Stored dataset items:
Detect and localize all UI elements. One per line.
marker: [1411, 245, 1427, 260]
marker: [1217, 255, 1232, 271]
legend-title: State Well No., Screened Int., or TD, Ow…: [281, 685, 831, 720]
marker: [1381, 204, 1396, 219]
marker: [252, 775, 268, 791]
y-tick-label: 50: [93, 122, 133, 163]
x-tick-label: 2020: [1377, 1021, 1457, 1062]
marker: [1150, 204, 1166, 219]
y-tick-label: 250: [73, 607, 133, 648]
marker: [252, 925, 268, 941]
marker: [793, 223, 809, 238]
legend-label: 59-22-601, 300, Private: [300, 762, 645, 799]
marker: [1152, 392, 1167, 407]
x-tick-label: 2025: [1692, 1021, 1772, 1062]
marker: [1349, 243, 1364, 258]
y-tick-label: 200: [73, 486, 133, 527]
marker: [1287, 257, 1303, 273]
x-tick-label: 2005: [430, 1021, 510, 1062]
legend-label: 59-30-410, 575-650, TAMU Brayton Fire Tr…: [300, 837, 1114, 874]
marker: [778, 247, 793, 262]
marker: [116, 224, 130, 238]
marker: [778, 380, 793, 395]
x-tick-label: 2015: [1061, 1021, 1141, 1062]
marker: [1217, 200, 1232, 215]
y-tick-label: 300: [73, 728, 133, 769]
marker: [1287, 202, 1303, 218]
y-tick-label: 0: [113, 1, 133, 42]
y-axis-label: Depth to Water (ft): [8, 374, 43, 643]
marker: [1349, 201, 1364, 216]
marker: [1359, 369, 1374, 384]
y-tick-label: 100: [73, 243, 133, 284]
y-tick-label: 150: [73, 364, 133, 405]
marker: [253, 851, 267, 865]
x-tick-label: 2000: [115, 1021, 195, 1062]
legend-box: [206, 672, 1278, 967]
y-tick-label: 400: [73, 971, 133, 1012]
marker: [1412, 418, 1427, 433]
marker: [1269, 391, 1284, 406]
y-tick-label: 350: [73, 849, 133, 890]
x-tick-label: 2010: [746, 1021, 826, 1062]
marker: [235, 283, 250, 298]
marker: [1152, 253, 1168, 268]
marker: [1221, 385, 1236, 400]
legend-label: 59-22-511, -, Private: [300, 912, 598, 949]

The problem: Change "y-tick-label" to "y-axis-tick" in the entries from the first line through the line containing "marker: [1152, 392, 1167, 407]", and write out those lines with nothing else altered.

Right answer:
Detect and localize all UI elements. One per line.
marker: [1411, 245, 1427, 260]
marker: [1217, 255, 1232, 271]
legend-title: State Well No., Screened Int., or TD, Ow…: [281, 685, 831, 720]
marker: [1381, 204, 1396, 219]
marker: [252, 775, 268, 791]
y-axis-tick: 50: [93, 122, 133, 163]
x-tick-label: 2020: [1377, 1021, 1457, 1062]
marker: [1150, 204, 1166, 219]
y-axis-tick: 250: [73, 607, 133, 648]
marker: [252, 925, 268, 941]
marker: [793, 223, 809, 238]
legend-label: 59-22-601, 300, Private: [300, 762, 645, 799]
marker: [1152, 392, 1167, 407]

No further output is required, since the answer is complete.